Start Raw data

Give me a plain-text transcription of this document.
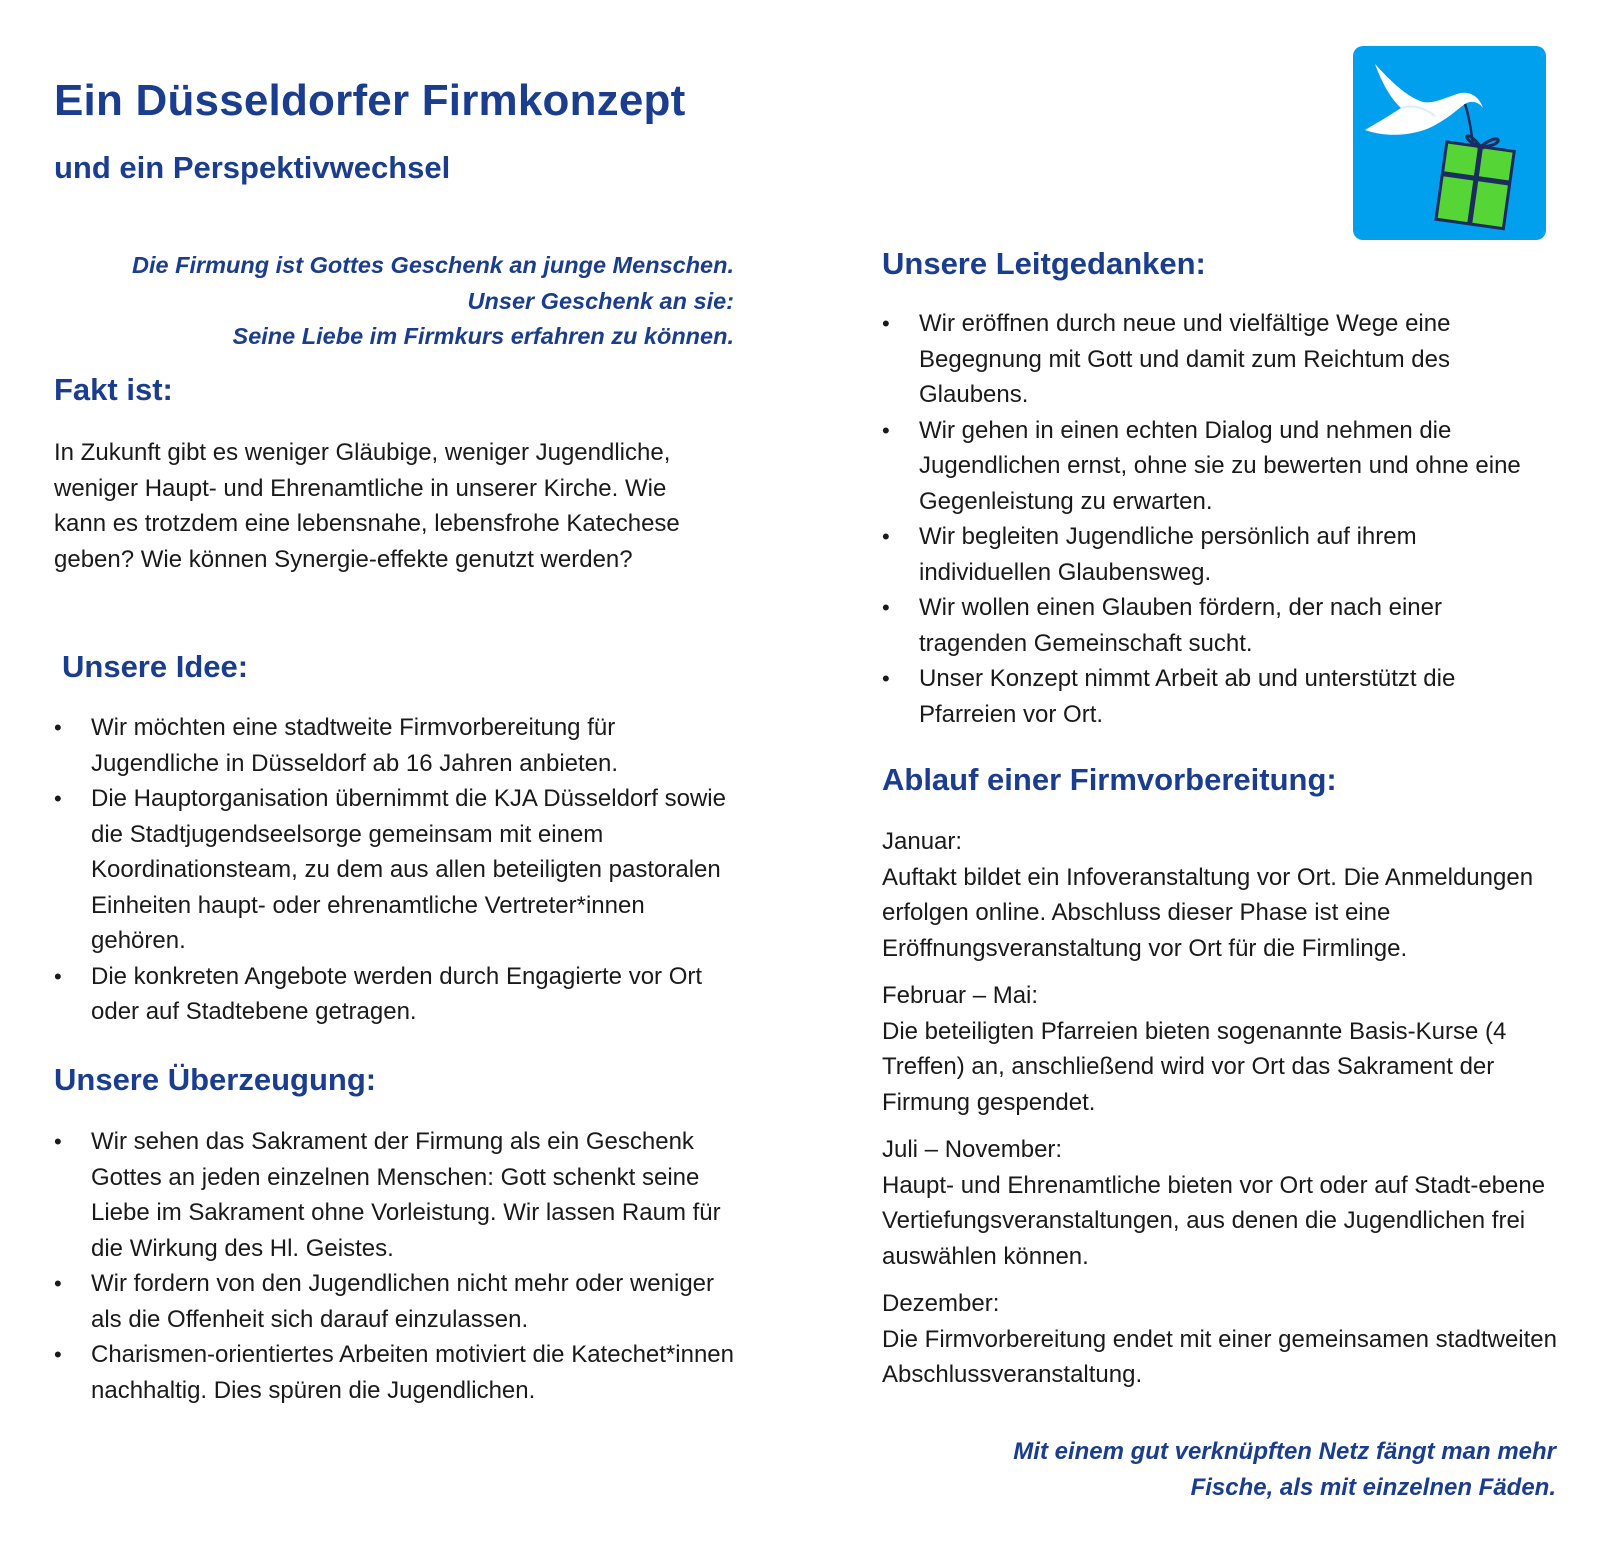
Ein Düsseldorfer Firmkonzept
und ein Perspektivwechsel
Die Firmung ist Gottes Geschenk an junge Menschen.
Unser Geschenk an sie:
Seine Liebe im Firmkurs erfahren zu können.
Fakt ist:

In Zukunft gibt es weniger Gläubige, weniger Jugendliche, weniger Haupt- und Ehrenamtliche in unserer Kirche. Wie kann es trotzdem eine lebensnahe, lebensfrohe Katechese geben? Wie können Synergie-effekte genutzt werden?

Unsere Idee:
• Wir möchten eine stadtweite Firmvorbereitung für Jugendliche in Düsseldorf ab 16 Jahren anbieten.
• Die Hauptorganisation übernimmt die KJA Düsseldorf sowie die Stadtjugendseelsorge gemeinsam mit einem Koordinationsteam, zu dem aus allen beteiligten pastoralen Einheiten haupt- oder ehrenamtliche Vertreter*innen gehören.
• Die konkreten Angebote werden durch Engagierte vor Ort oder auf Stadtebene getragen.
Unsere Überzeugung:
• Wir sehen das Sakrament der Firmung als ein Geschenk Gottes an jeden einzelnen Menschen: Gott schenkt seine Liebe im Sakrament ohne Vorleistung. Wir lassen Raum für die Wirkung des Hl. Geistes.
• Wir fordern von den Jugendlichen nicht mehr oder weniger als die Offenheit sich darauf einzulassen.
• Charismen-orientiertes Arbeiten motiviert die Katechet*innen nachhaltig. Dies spüren die Jugendlichen.
Unsere Leitgedanken:
• Wir eröffnen durch neue und vielfältige Wege eine Begegnung mit Gott und damit zum Reichtum des Glaubens.
• Wir gehen in einen echten Dialog und nehmen die Jugendlichen ernst, ohne sie zu bewerten und ohne eine Gegenleistung zu erwarten.
• Wir begleiten Jugendliche persönlich auf ihrem individuellen Glaubensweg.
• Wir wollen einen Glauben fördern, der nach einer tragenden Gemeinschaft sucht.
• Unser Konzept nimmt Arbeit ab und unterstützt die Pfarreien vor Ort.
Ablauf einer Firmvorbereitung:
Januar:
Auftakt bildet ein Infoveranstaltung vor Ort. Die Anmeldungen erfolgen online. Abschluss dieser Phase ist eine Eröffnungsveranstaltung vor Ort für die Firmlinge.
Februar – Mai:
Die beteiligten Pfarreien bieten sogenannte Basis-Kurse (4 Treffen) an, anschließend wird vor Ort das Sakrament der Firmung gespendet.
Juli – November:
Haupt- und Ehrenamtliche bieten vor Ort oder auf Stadt-ebene Vertiefungsveranstaltungen, aus denen die Jugendlichen frei auswählen können.
Dezember:
Die Firmvorbereitung endet mit einer gemeinsamen stadtweiten Abschlussveranstaltung.
Mit einem gut verknüpften Netz fängt man mehr
Fische, als mit einzelnen Fäden.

End Raw data

**What you are asked to do**
Quote each line of the listing exactly, but leave the pictures out.

**Response**
Give me a plain-text transcription of this document.
Ein Düsseldorfer Firmkonzept
und ein Perspektivwechsel
Die Firmung ist Gottes Geschenk an junge Menschen.
Unser Geschenk an sie:
Seine Liebe im Firmkurs erfahren zu können.
Fakt ist:

In Zukunft gibt es weniger Gläubige, weniger Jugendliche, weniger Haupt- und Ehrenamtliche in unserer Kirche. Wie kann es trotzdem eine lebensnahe, lebensfrohe Katechese geben? Wie können Synergie-effekte genutzt werden?

Unsere Idee:
• Wir möchten eine stadtweite Firmvorbereitung für Jugendliche in Düsseldorf ab 16 Jahren anbieten.
• Die Hauptorganisation übernimmt die KJA Düsseldorf sowie die Stadtjugendseelsorge gemeinsam mit einem Koordinationsteam, zu dem aus allen beteiligten pastoralen Einheiten haupt- oder ehrenamtliche Vertreter*innen gehören.
• Die konkreten Angebote werden durch Engagierte vor Ort oder auf Stadtebene getragen.
Unsere Überzeugung:
• Wir sehen das Sakrament der Firmung als ein Geschenk Gottes an jeden einzelnen Menschen: Gott schenkt seine Liebe im Sakrament ohne Vorleistung. Wir lassen Raum für die Wirkung des Hl. Geistes.
• Wir fordern von den Jugendlichen nicht mehr oder weniger als die Offenheit sich darauf einzulassen.
• Charismen-orientiertes Arbeiten motiviert die Katechet*innen nachhaltig. Dies spüren die Jugendlichen.
Unsere Leitgedanken:
• Wir eröffnen durch neue und vielfältige Wege eine Begegnung mit Gott und damit zum Reichtum des Glaubens.
• Wir gehen in einen echten Dialog und nehmen die Jugendlichen ernst, ohne sie zu bewerten und ohne eine Gegenleistung zu erwarten.
• Wir begleiten Jugendliche persönlich auf ihrem individuellen Glaubensweg.
• Wir wollen einen Glauben fördern, der nach einer tragenden Gemeinschaft sucht.
• Unser Konzept nimmt Arbeit ab und unterstützt die Pfarreien vor Ort.
Ablauf einer Firmvorbereitung:
Januar:
Auftakt bildet ein Infoveranstaltung vor Ort. Die Anmeldungen erfolgen online. Abschluss dieser Phase ist eine Eröffnungsveranstaltung vor Ort für die Firmlinge.
Februar – Mai:
Die beteiligten Pfarreien bieten sogenannte Basis-Kurse (4 Treffen) an, anschließend wird vor Ort das Sakrament der Firmung gespendet.
Juli – November:
Haupt- und Ehrenamtliche bieten vor Ort oder auf Stadt-ebene Vertiefungsveranstaltungen, aus denen die Jugendlichen frei auswählen können.
Dezember:
Die Firmvorbereitung endet mit einer gemeinsamen stadtweiten Abschlussveranstaltung.
Mit einem gut verknüpften Netz fängt man mehr
Fische, als mit einzelnen Fäden.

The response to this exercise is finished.